### ЗАДАНИЯ
(a) Верните из текста фрагмент от слов «Упал. Лежу на» до слов «Громко, истерически всхлипываю...» включительно.
(b) Соответствуют ли тексту приведенные ниже утверждения? Ответьте «да» или «нет» и приведите в кавычках слова текста, на которых основан ответ.
(i) Рассказчик бежал домой босиком.
(ii) Окна и двери дома были закрыты.
(iii) Одна из причин вернуться в гетто состояла в том, что идти больше было некуда.
(c) Переведите на английский язык предложение из текста: «Домашние вещи беспорядочно разбросаны.»

### ТЕКСТ
..............................

Ползком взобрался на песочную горку, скатился с другой стороны и бегом прочь. Босиком. Я не человек, я птица. Ногами не касаюсь земли. Взгляд назад, еще зарево видно, голоса уже не слышны, продолжаю лететь...

Упал. Лежу на сырой холодной земле.

Осталось немного до рассвета. Решил идти обратно в гетто. Во-первых, узнать судьбу родных, во-вторых – некуда больше.

Бегом. Босый. Полуголый. Домой.

Мокрый, грязный, добрался. Боже, зачем жив остался! Зашел в коридор, оперся о стену. Громко, истерически всхлипываю...

Все окна и двери открыты. Домашние вещи беспорядочно разбросаны. Дом пустой. Ни живой души.

Не владея собой, опустился на пол. Вдруг слышу голос мамы, думаю, что я в бреду, потом голоса отца и брата присоединились. Не могу поверить, не может быть!

..............................

### ДАННЫЕ
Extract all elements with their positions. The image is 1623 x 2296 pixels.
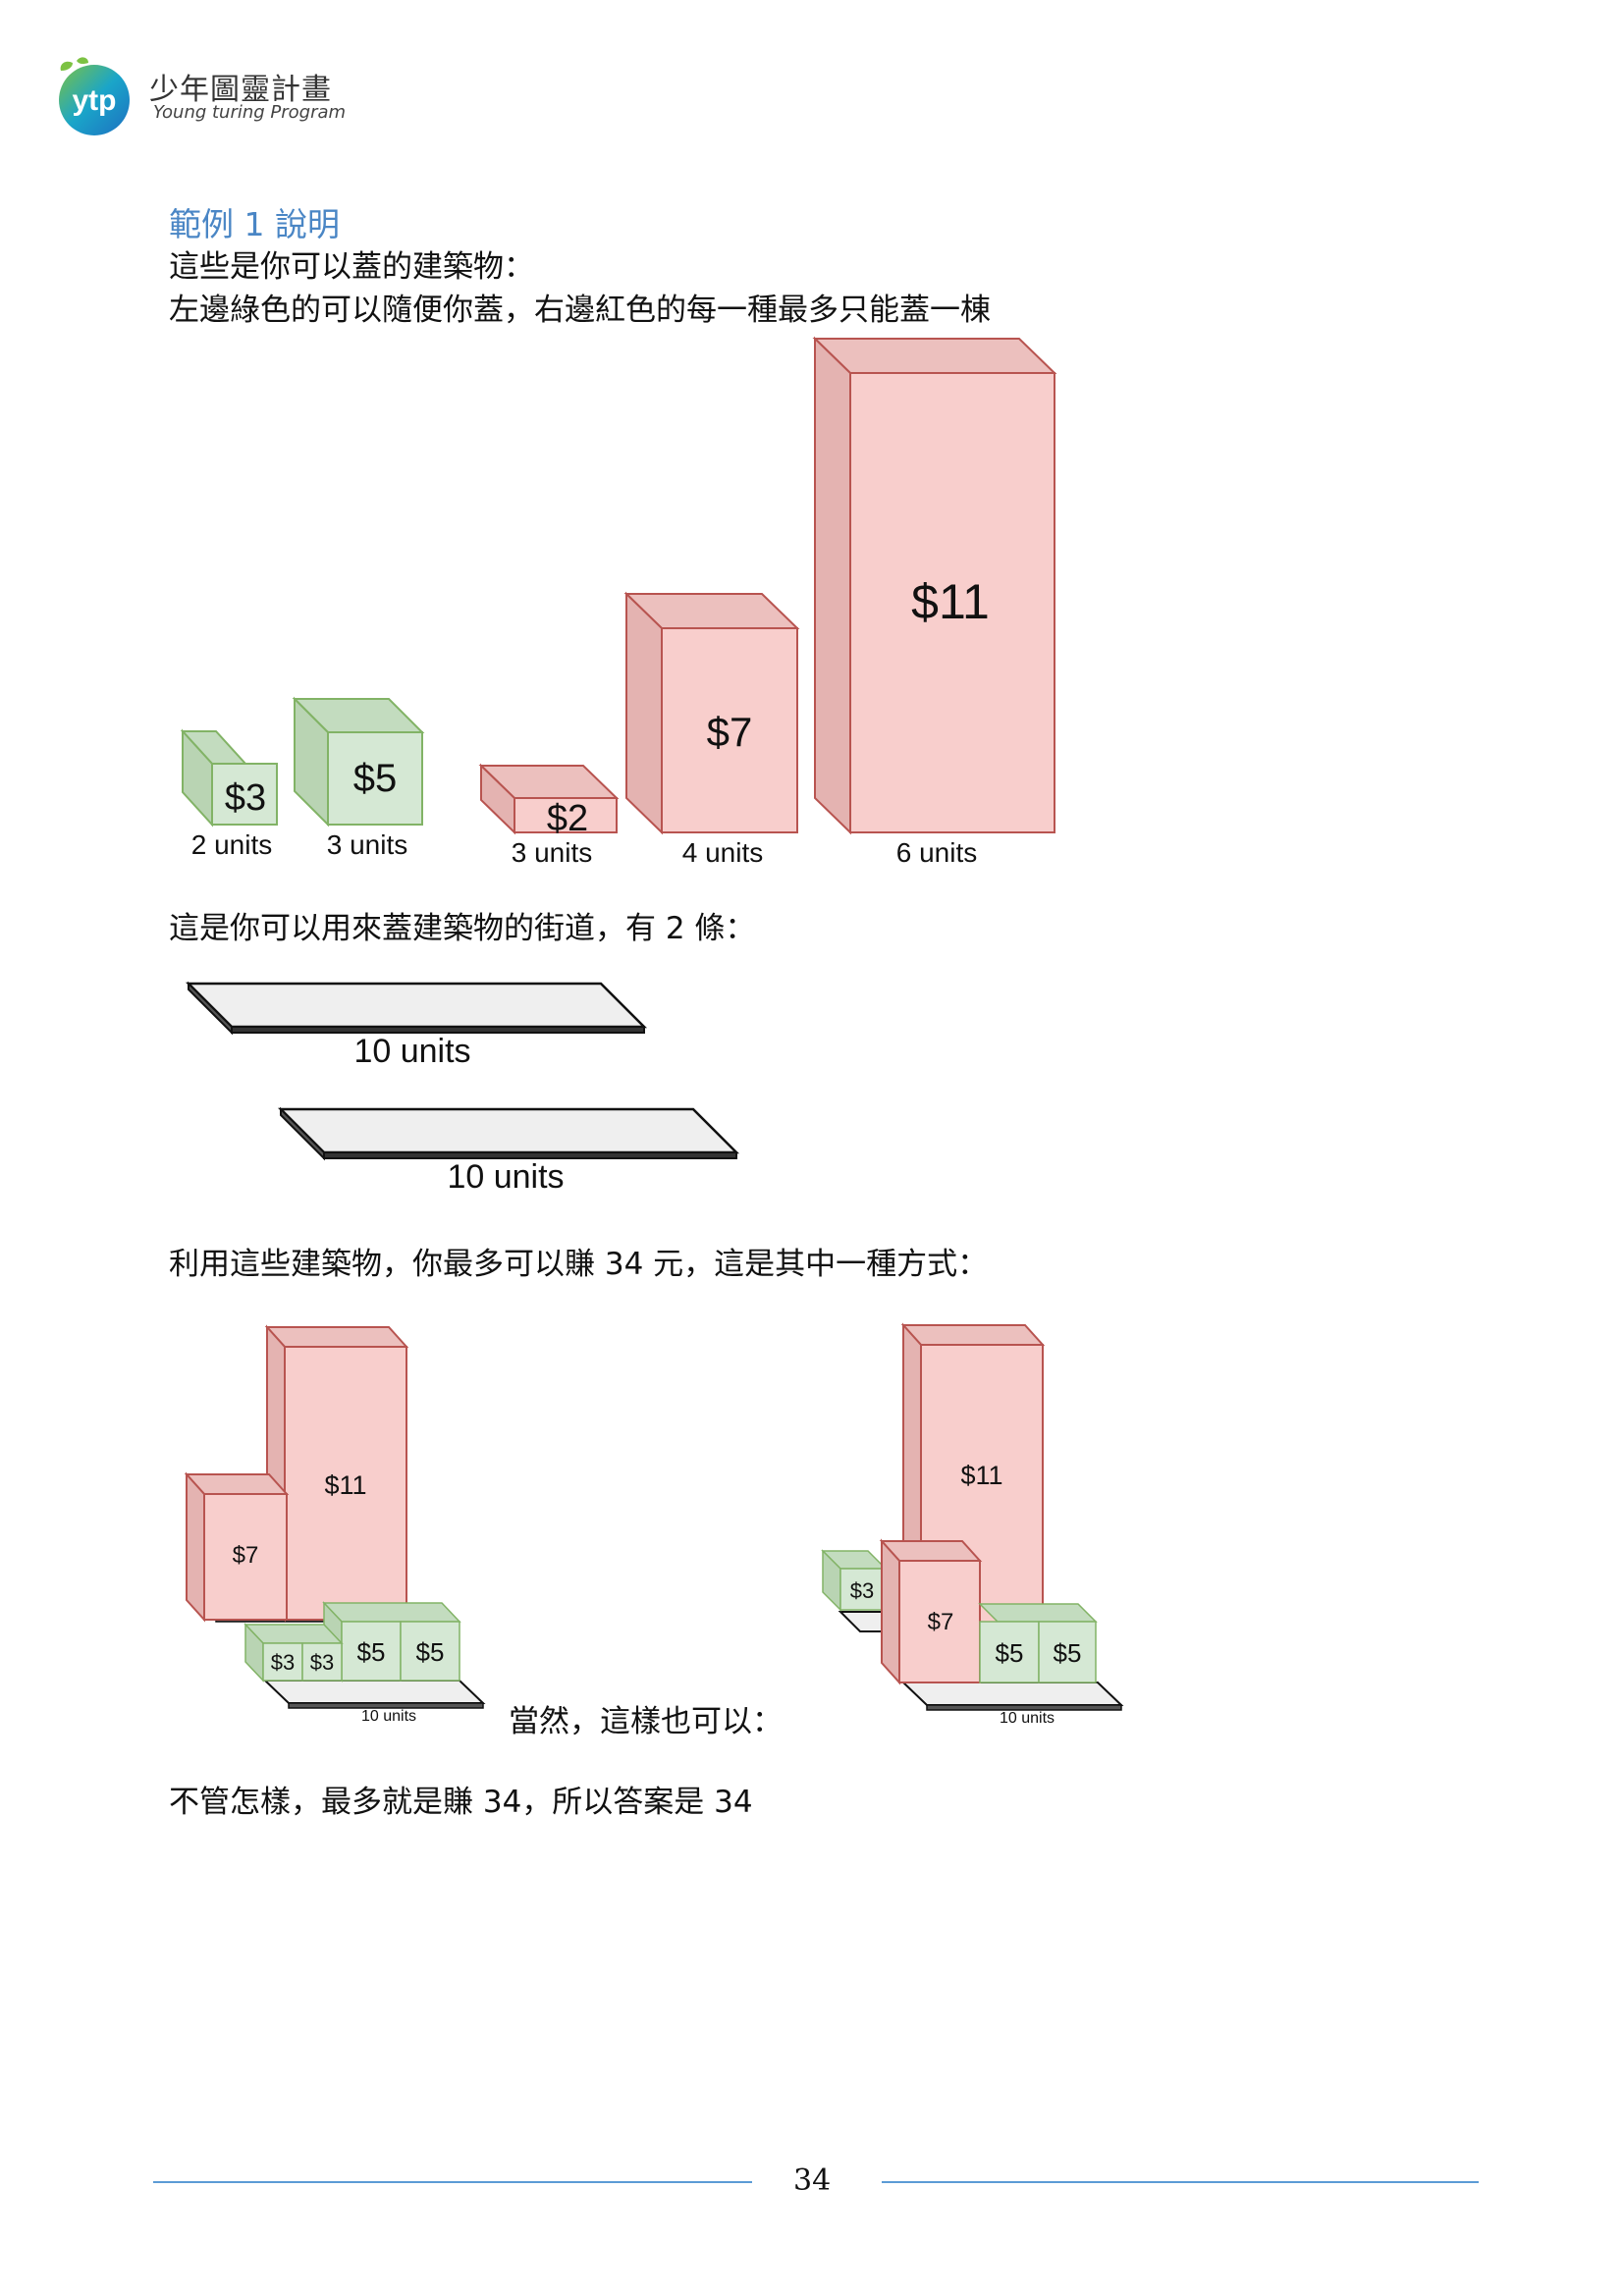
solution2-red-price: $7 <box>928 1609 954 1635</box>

..............................

### ПРАВИЛЬНЫЕ ОТВЕТЫ
(a)
Упал. Лежу на сырой холодной земле.

Осталось немного до рассвета. Решил идти обратно в гетто. Во-первых, узнать судьбу родных, во-вторых – некуда больше.

Бегом. Босый. Полуголый. Домой.

Мокрый, грязный, добрался. Боже, зачем жив остался! Зашел в коридор, оперся о стену. Громко, истерически всхлипываю...

(b)
(i) Да: «Бегом. Босый. Полуголый. Домой.»
(ii) Нет: «Все окна и двери открыты.»
(iii) Да: «во-вторых – некуда больше.»

(c) The household belongings are scattered about in disorder.